▶ _EXERCISE PROMPT_: Reproduce each line of the listing exactly.

---------- INFORMATION PROVIDED

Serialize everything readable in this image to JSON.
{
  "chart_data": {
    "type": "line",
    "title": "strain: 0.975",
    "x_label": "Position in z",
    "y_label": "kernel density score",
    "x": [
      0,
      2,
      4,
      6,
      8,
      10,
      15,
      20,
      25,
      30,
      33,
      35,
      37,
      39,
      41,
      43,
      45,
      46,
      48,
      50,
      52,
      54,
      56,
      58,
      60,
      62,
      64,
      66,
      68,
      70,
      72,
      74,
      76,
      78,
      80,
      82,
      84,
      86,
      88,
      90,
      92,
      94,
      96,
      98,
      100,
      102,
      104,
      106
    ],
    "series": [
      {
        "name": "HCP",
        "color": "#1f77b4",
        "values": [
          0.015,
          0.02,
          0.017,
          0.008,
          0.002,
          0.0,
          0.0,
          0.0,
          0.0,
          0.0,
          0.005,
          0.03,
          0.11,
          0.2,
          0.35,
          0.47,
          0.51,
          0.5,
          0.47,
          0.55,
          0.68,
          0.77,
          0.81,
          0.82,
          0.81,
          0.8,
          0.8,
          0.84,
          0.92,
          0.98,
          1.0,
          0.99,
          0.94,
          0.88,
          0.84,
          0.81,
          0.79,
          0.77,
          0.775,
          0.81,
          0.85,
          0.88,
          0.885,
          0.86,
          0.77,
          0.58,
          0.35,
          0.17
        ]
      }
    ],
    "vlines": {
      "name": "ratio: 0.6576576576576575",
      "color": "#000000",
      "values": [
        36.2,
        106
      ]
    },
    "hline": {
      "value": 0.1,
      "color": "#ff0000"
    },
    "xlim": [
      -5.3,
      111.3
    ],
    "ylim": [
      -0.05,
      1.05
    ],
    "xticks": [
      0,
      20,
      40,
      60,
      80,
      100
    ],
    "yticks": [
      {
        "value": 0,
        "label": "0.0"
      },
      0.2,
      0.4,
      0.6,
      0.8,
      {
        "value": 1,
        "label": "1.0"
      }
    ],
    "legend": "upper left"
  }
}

--------------------

▶ _OUTPUT FOR THIS EXERCISE_:
Serialize everything readable in this image to JSON.
{
  "chart_data": {
    "type": "line",
    "title": "strain: 0.975",
    "x_label": "Position in z",
    "y_label": "kernel density score",
    "x": [
      0,
      2,
      4,
      6,
      8,
      10,
      15,
      20,
      25,
      30,
      33,
      35,
      37,
      39,
      41,
      43,
      45,
      46,
      48,
      50,
      52,
      54,
      56,
      58,
      60,
      62,
      64,
      66,
      68,
      70,
      72,
      74,
      76,
      78,
      80,
      82,
      84,
      86,
      88,
      90,
      92,
      94,
      96,
      98,
      100,
      102,
      104,
      106
    ],
    "series": [
      {
        "name": "HCP",
        "color": "#1f77b4",
        "values": [
          0.015,
          0.02,
          0.017,
          0.008,
          0.002,
          0.0,
          0.0,
          0.0,
          0.0,
          0.0,
          0.005,
          0.03,
          0.11,
          0.2,
          0.35,
          0.47,
          0.51,
          0.5,
          0.47,
          0.55,
          0.68,
          0.77,
          0.81,
          0.82,
          0.81,
          0.8,
          0.8,
          0.84,
          0.92,
          0.98,
          1.0,
          0.99,
          0.94,
          0.88,
          0.84,
          0.81,
          0.79,
          0.77,
          0.775,
          0.81,
          0.85,
          0.88,
          0.885,
          0.86,
          0.77,
          0.58,
          0.35,
          0.17
        ]
      }
    ],
    "vlines": {
      "name": "ratio: 0.6576576576576575",
      "color": "#000000",
      "values": [
        36.2,
        106
      ]
    },
    "hline": {
      "value": 0.1,
      "color": "#ff0000"
    },
    "xlim": [
      -5.3,
      111.3
    ],
    "ylim": [
      -0.05,
      1.05
    ],
    "xticks": [
      0,
      20,
      40,
      60,
      80,
      100
    ],
    "yticks": [
      {
        "value": 0,
        "label": "0.0"
      },
      0.2,
      0.4,
      0.6,
      0.8,
      {
        "value": 1,
        "label": "1.0"
      }
    ],
    "legend": "upper left"
  }
}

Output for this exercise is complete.